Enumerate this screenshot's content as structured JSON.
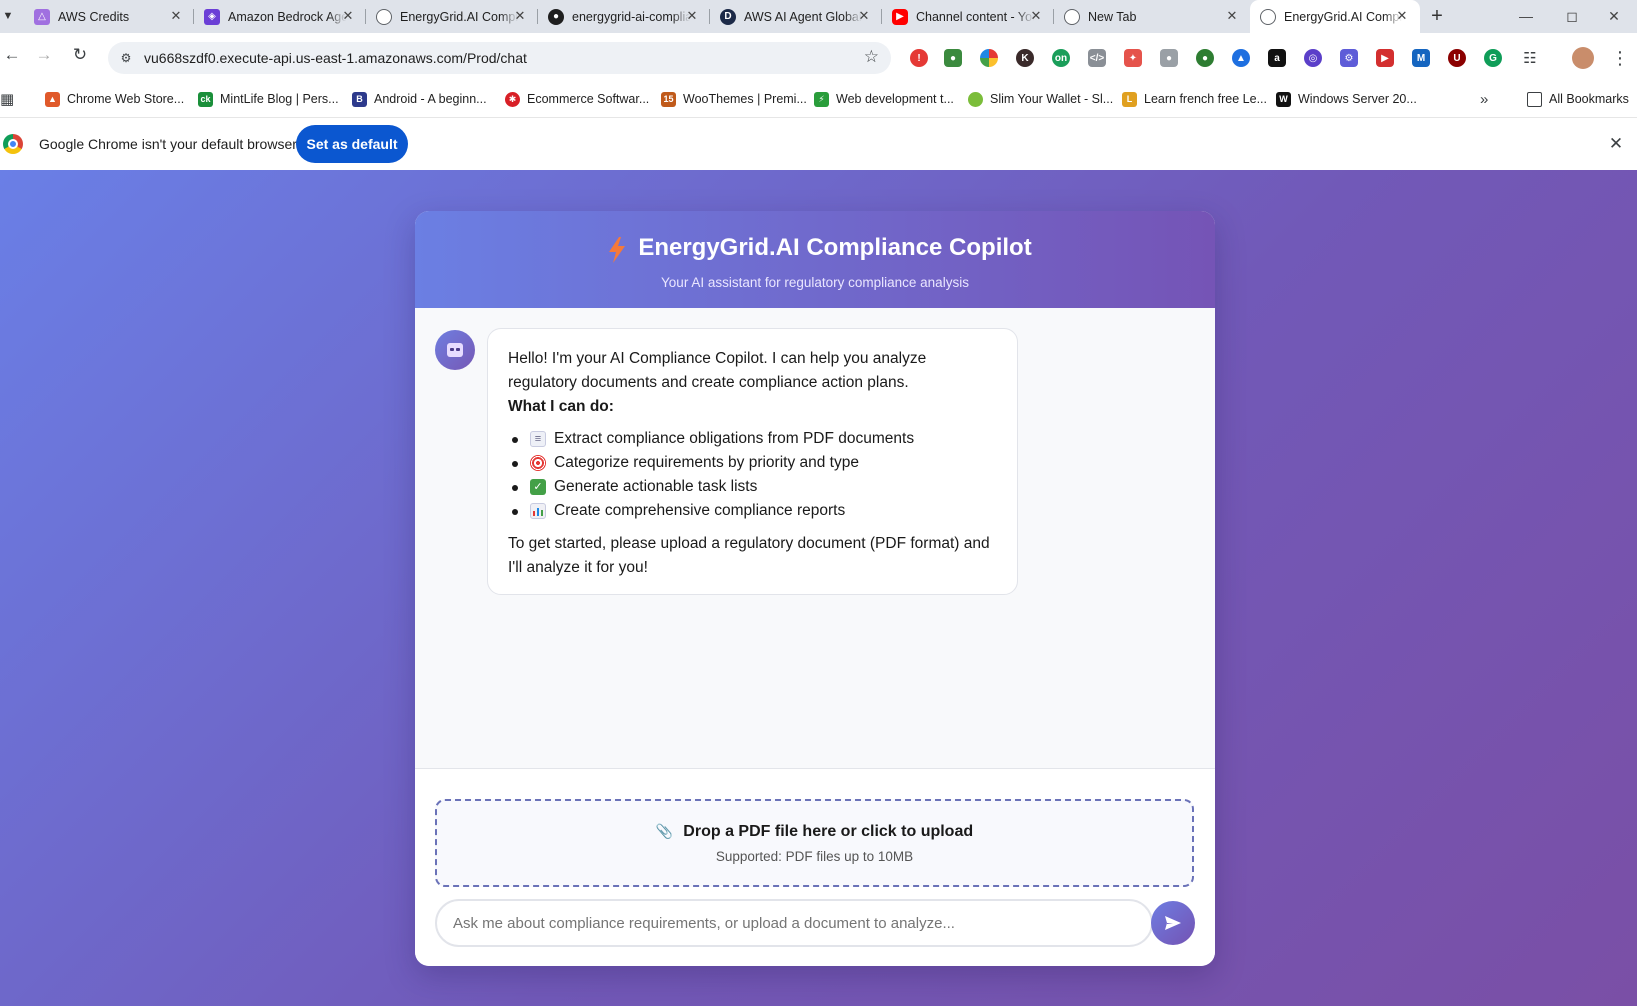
{
  "browser": {
    "tabs": [
      {
        "title": "AWS Credits",
        "favicon": "aws-cube-icon",
        "color": "#a070e0"
      },
      {
        "title": "Amazon Bedrock Agents",
        "favicon": "bedrock-icon",
        "color": "#6b3fd6"
      },
      {
        "title": "EnergyGrid.AI Compliance",
        "favicon": "globe-icon",
        "color": "#5f6368"
      },
      {
        "title": "energygrid-ai-compliance",
        "favicon": "github-icon",
        "color": "#1f1f1f"
      },
      {
        "title": "AWS AI Agent Global",
        "favicon": "d-logo-icon",
        "color": "#1c2a48"
      },
      {
        "title": "Channel content - YouTube",
        "favicon": "youtube-icon",
        "color": "#ff0000"
      },
      {
        "title": "New Tab",
        "favicon": "chrome-icon",
        "color": "#5f6368"
      },
      {
        "title": "EnergyGrid.AI Compliance",
        "favicon": "globe-icon",
        "color": "#5f6368"
      }
    ],
    "active_tab": 7,
    "url": "vu668szdf0.execute-api.us-east-1.amazonaws.com/Prod/chat",
    "bookmarks": [
      {
        "label": "Chrome Web Store...",
        "icon": "webstore-icon",
        "color": "#e0592a"
      },
      {
        "label": "MintLife Blog | Pers...",
        "icon": "ck-icon",
        "color": "#1a8f3a"
      },
      {
        "label": "Android - A beginn...",
        "icon": "b-icon",
        "color": "#2d3a8c"
      },
      {
        "label": "Ecommerce Softwar...",
        "icon": "ecommerce-icon",
        "color": "#d81f26"
      },
      {
        "label": "WooThemes | Premi...",
        "icon": "woo-icon",
        "color": "#c05a1a"
      },
      {
        "label": "Web development t...",
        "icon": "webdev-icon",
        "color": "#2a9d3b"
      },
      {
        "label": "Slim Your Wallet - Sl...",
        "icon": "leaf-icon",
        "color": "#7bbd3a"
      },
      {
        "label": "Learn french free Le...",
        "icon": "lsf-icon",
        "color": "#e0a020"
      },
      {
        "label": "Windows Server 20...",
        "icon": "w-icon",
        "color": "#111111"
      }
    ],
    "all_bookmarks": "All Bookmarks",
    "infobar": {
      "message": "Google Chrome isn't your default browser",
      "button": "Set as default"
    }
  },
  "app": {
    "title": "EnergyGrid.AI Compliance Copilot",
    "subtitle": "Your AI assistant for regulatory compliance analysis",
    "accent": "#7158b8",
    "message": {
      "intro": "Hello! I'm your AI Compliance Copilot. I can help you analyze regulatory documents and create compliance action plans.",
      "heading": "What I can do:",
      "items": [
        {
          "icon": "document-icon",
          "text": "Extract compliance obligations from PDF documents"
        },
        {
          "icon": "target-icon",
          "text": "Categorize requirements by priority and type"
        },
        {
          "icon": "checkmark-icon",
          "text": "Generate actionable task lists"
        },
        {
          "icon": "bar-chart-icon",
          "text": "Create comprehensive compliance reports"
        }
      ],
      "outro": "To get started, please upload a regulatory document (PDF format) and I'll analyze it for you!"
    },
    "upload": {
      "title": "Drop a PDF file here or click to upload",
      "subtitle": "Supported: PDF files up to 10MB"
    },
    "input": {
      "placeholder": "Ask me about compliance requirements, or upload a document to analyze...",
      "value": ""
    }
  }
}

· · ·

From the records given above, reproduce all text exactly and exclude each picture.

Enumerate this screenshot's content as structured JSON.
{
  "browser": {
    "tabs": [
      {
        "title": "AWS Credits",
        "favicon": "aws-cube-icon",
        "color": "#a070e0"
      },
      {
        "title": "Amazon Bedrock Agents",
        "favicon": "bedrock-icon",
        "color": "#6b3fd6"
      },
      {
        "title": "EnergyGrid.AI Compliance",
        "favicon": "globe-icon",
        "color": "#5f6368"
      },
      {
        "title": "energygrid-ai-compliance",
        "favicon": "github-icon",
        "color": "#1f1f1f"
      },
      {
        "title": "AWS AI Agent Global",
        "favicon": "d-logo-icon",
        "color": "#1c2a48"
      },
      {
        "title": "Channel content - YouTube",
        "favicon": "youtube-icon",
        "color": "#ff0000"
      },
      {
        "title": "New Tab",
        "favicon": "chrome-icon",
        "color": "#5f6368"
      },
      {
        "title": "EnergyGrid.AI Compliance",
        "favicon": "globe-icon",
        "color": "#5f6368"
      }
    ],
    "active_tab": 7,
    "url": "vu668szdf0.execute-api.us-east-1.amazonaws.com/Prod/chat",
    "bookmarks": [
      {
        "label": "Chrome Web Store...",
        "icon": "webstore-icon",
        "color": "#e0592a"
      },
      {
        "label": "MintLife Blog | Pers...",
        "icon": "ck-icon",
        "color": "#1a8f3a"
      },
      {
        "label": "Android - A beginn...",
        "icon": "b-icon",
        "color": "#2d3a8c"
      },
      {
        "label": "Ecommerce Softwar...",
        "icon": "ecommerce-icon",
        "color": "#d81f26"
      },
      {
        "label": "WooThemes | Premi...",
        "icon": "woo-icon",
        "color": "#c05a1a"
      },
      {
        "label": "Web development t...",
        "icon": "webdev-icon",
        "color": "#2a9d3b"
      },
      {
        "label": "Slim Your Wallet - Sl...",
        "icon": "leaf-icon",
        "color": "#7bbd3a"
      },
      {
        "label": "Learn french free Le...",
        "icon": "lsf-icon",
        "color": "#e0a020"
      },
      {
        "label": "Windows Server 20...",
        "icon": "w-icon",
        "color": "#111111"
      }
    ],
    "all_bookmarks": "All Bookmarks",
    "infobar": {
      "message": "Google Chrome isn't your default browser",
      "button": "Set as default"
    }
  },
  "app": {
    "title": "EnergyGrid.AI Compliance Copilot",
    "subtitle": "Your AI assistant for regulatory compliance analysis",
    "accent": "#7158b8",
    "message": {
      "intro": "Hello! I'm your AI Compliance Copilot. I can help you analyze regulatory documents and create compliance action plans.",
      "heading": "What I can do:",
      "items": [
        {
          "icon": "document-icon",
          "text": "Extract compliance obligations from PDF documents"
        },
        {
          "icon": "target-icon",
          "text": "Categorize requirements by priority and type"
        },
        {
          "icon": "checkmark-icon",
          "text": "Generate actionable task lists"
        },
        {
          "icon": "bar-chart-icon",
          "text": "Create comprehensive compliance reports"
        }
      ],
      "outro": "To get started, please upload a regulatory document (PDF format) and I'll analyze it for you!"
    },
    "upload": {
      "title": "Drop a PDF file here or click to upload",
      "subtitle": "Supported: PDF files up to 10MB"
    },
    "input": {
      "placeholder": "Ask me about compliance requirements, or upload a document to analyze...",
      "value": ""
    }
  }
}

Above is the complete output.